Narrow the data below down to the lines containing "page".

%%

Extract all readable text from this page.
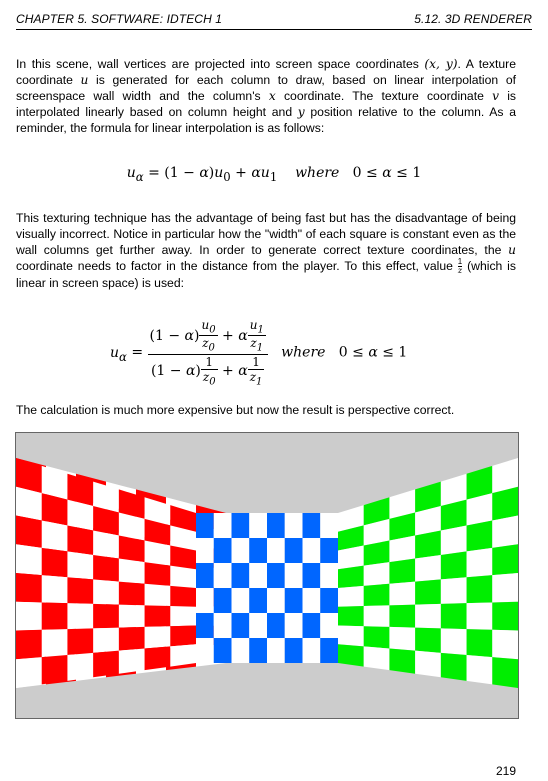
CHAPTER 5. SOFTWARE: IDTECH 1	5.12. 3D RENDERER
In this scene, wall vertices are projected into screen space coordinates (x, y). A texture coordinate u is generated for each column to draw, based on linear interpolation of screenspace wall width and the column's x coordinate. The texture coordinate v is interpolated linearly based on column height and y position relative to the column. As a reminder, the formula for linear interpolation is as follows:
$u_\alpha = (1 - \alpha)u_0 + \alpha u_1$ where   0 ≤ α ≤ 1
This texturing technique has the advantage of being fast but has the disadvantage of being visually incorrect. Notice in particular how the "width" of each square is constant even as the wall columns get further away. In order to generate correct texture coordinates, the u coordinate needs to factor in the distance from the player. To this effect, value $\frac{1}{z}$ (which is linear in screen space) is used:
$u_\alpha = \frac{(1 - \alpha) \frac{u_0}{z_0} + \alpha \frac{u_1}{z_1}}{(1 - \alpha) \frac{1}{z_0} + \alpha \frac{1}{z_1}}$ where   0 ≤ α ≤ 1
The calculation is much more expensive but now the result is perspective correct.
219
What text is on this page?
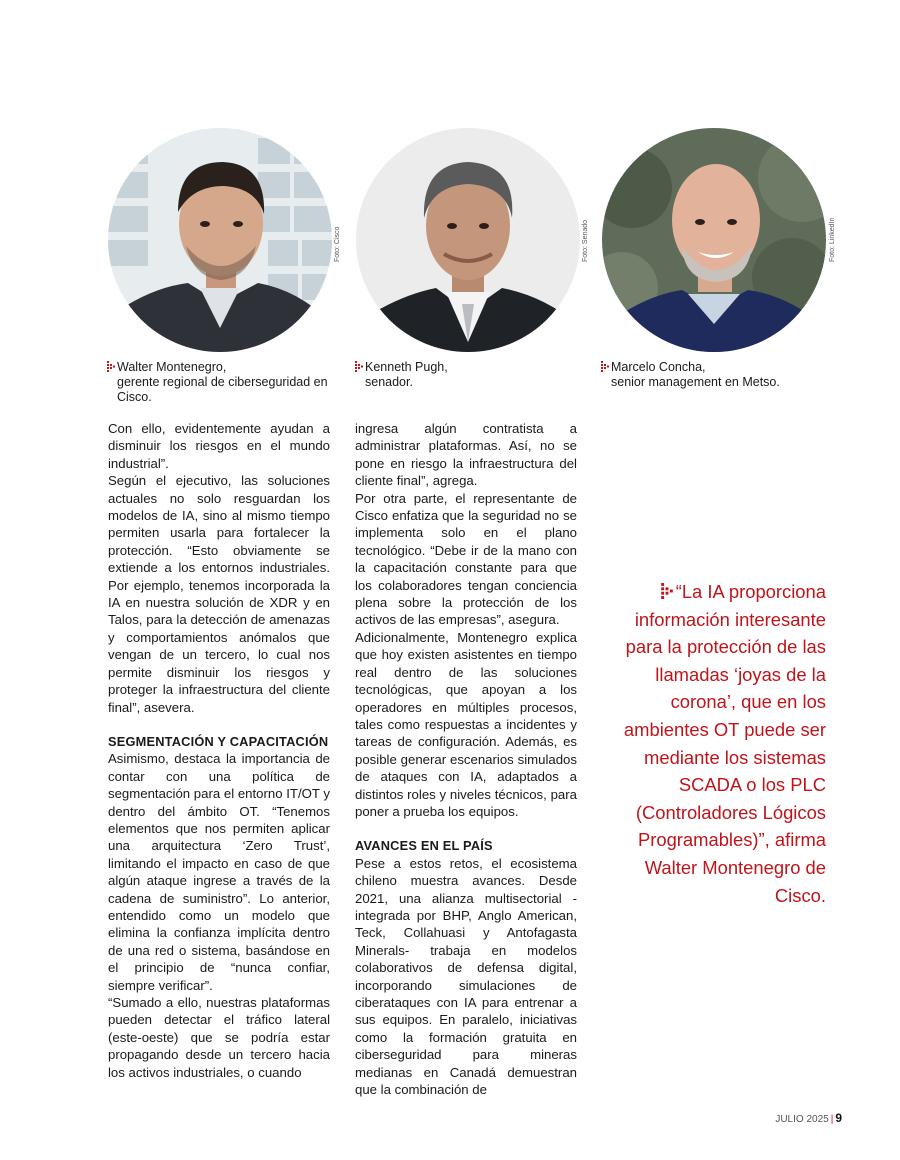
Foto: Cisco	Foto: Senado	Foto: LinkedIn
Walter Montenegro,
gerente regional de ciberseguridad en Cisco.
Kenneth Pugh,
senador.
Marcelo Concha,
senior management en Metso.

Con ello, evidentemente ayudan a disminuir los riesgos en el mundo industrial”.

Según el ejecutivo, las soluciones actuales no solo resguardan los modelos de IA, sino al mismo tiempo permiten usarla para fortalecer la protección. “Esto obviamente se extiende a los entornos industriales. Por ejemplo, tenemos incorporada la IA en nuestra solución de XDR y en Talos, para la detección de amenazas y comportamientos anómalos que vengan de un tercero, lo cual nos permite disminuir los riesgos y proteger la infraestructura del cliente final”, asevera.

SEGMENTACIÓN Y CAPACITACIÓN

Asimismo, destaca la importancia de contar con una política de segmentación para el entorno IT/OT y dentro del ámbito OT. “Tenemos elementos que nos permiten aplicar una arquitectura ‘Zero Trust’, limitando el impacto en caso de que algún ataque ingrese a través de la cadena de suministro”. Lo anterior, entendido como un modelo que elimina la confianza implícita dentro de una red o sistema, basándose en el principio de “nunca confiar, siempre verificar”.

“Sumado a ello, nuestras plataformas pueden detectar el tráfico lateral (este-oeste) que se podría estar propagando desde un tercero hacia los activos industriales, o cuando

ingresa algún contratista a administrar plataformas. Así, no se pone en riesgo la infraestructura del cliente final”, agrega.

Por otra parte, el representante de Cisco enfatiza que la seguridad no se implementa solo en el plano tecnológico. “Debe ir de la mano con la capacitación constante para que los colaboradores tengan conciencia plena sobre la protección de los activos de las empresas”, asegura.

Adicionalmente, Montenegro explica que hoy existen asistentes en tiempo real dentro de las soluciones tecnológicas, que apoyan a los operadores en múltiples procesos, tales como respuestas a incidentes y tareas de configuración. Además, es posible generar escenarios simulados de ataques con IA, adaptados a distintos roles y niveles técnicos, para poner a prueba los equipos.

AVANCES EN EL PAÍS

Pese a estos retos, el ecosistema chileno muestra avances. Desde 2021, una alianza multisectorial -integrada por BHP, Anglo American, Teck, Collahuasi y Antofagasta Minerals- trabaja en modelos colaborativos de defensa digital, incorporando simulaciones de ciberataques con IA para entrenar a sus equipos. En paralelo, iniciativas como la formación gratuita en ciberseguridad para mineras medianas en Canadá demuestran que la combinación de

“La IA proporciona información interesante para la protección de las llamadas ‘joyas de la corona’, que en los ambientes OT puede ser mediante los sistemas SCADA o los PLC (Controladores Lógicos Programables)”, afirma Walter Montenegro de Cisco.
JULIO 2025 | 9
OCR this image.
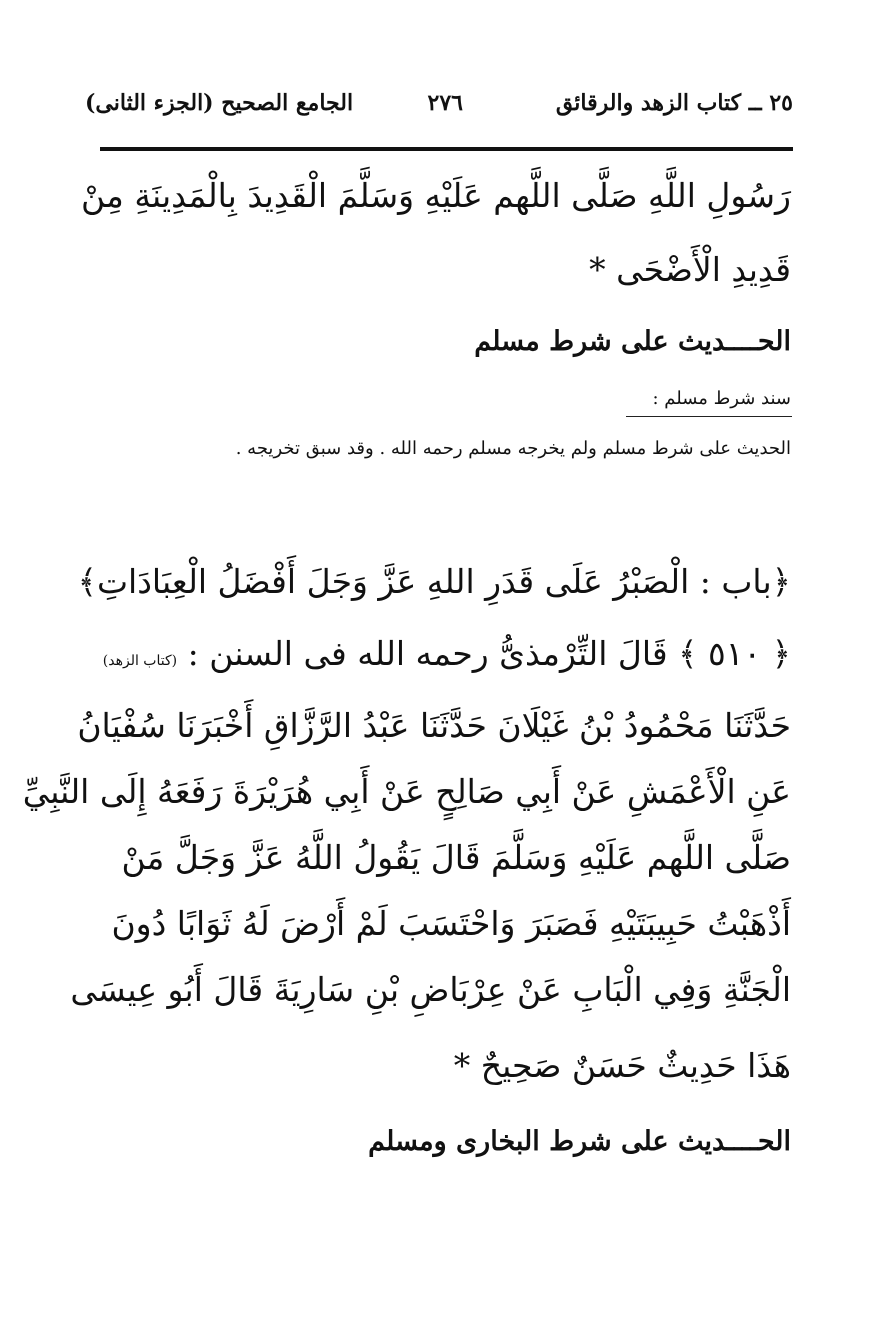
٢٥ ــ كتاب الزهد والرقائق
٢٧٦
الجامع الصحيح (الجزء الثانى)
رَسُولِ اللَّهِ صَلَّى اللَّهم عَلَيْهِ وَسَلَّمَ الْقَدِيدَ بِالْمَدِينَةِ مِنْ
قَدِيدِ الْأَضْحَى *
الحــــديث على شرط مسلم
سند شرط مسلم :
الحديث على شرط مسلم ولم يخرجه مسلم رحمه الله . وقد سبق تخريجه .
﴿باب : الْصَبْرُ عَلَى قَدَرِ اللهِ عَزَّ وَجَلَ أَفْضَلُ الْعِبَادَاتِ﴾
﴿ ٥١٠ ﴾ قَالَ التِّرْمذىُّ رحمه الله فى السنن : (كتاب الزهد)
حَدَّثَنَا مَحْمُودُ بْنُ غَيْلَانَ حَدَّثَنَا عَبْدُ الرَّزَّاقِ أَخْبَرَنَا سُفْيَانُ
عَنِ الْأَعْمَشِ عَنْ أَبِي صَالِحٍ عَنْ أَبِي هُرَيْرَةَ رَفَعَهُ إِلَى النَّبِيِّ
صَلَّى اللَّهم عَلَيْهِ وَسَلَّمَ قَالَ يَقُولُ اللَّهُ عَزَّ وَجَلَّ مَنْ
أَذْهَبْتُ حَبِيبَتَيْهِ فَصَبَرَ وَاحْتَسَبَ لَمْ أَرْضَ لَهُ ثَوَابًا دُونَ
الْجَنَّةِ وَفِي الْبَابِ عَنْ عِرْبَاضِ بْنِ سَارِيَةَ قَالَ أَبُو عِيسَى
هَذَا حَدِيثٌ حَسَنٌ صَحِيحٌ *
الحــــديث على شرط البخارى ومسلم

%%

* WRITTEN REPLY
Extract all readable text from this page.
What text is on this page?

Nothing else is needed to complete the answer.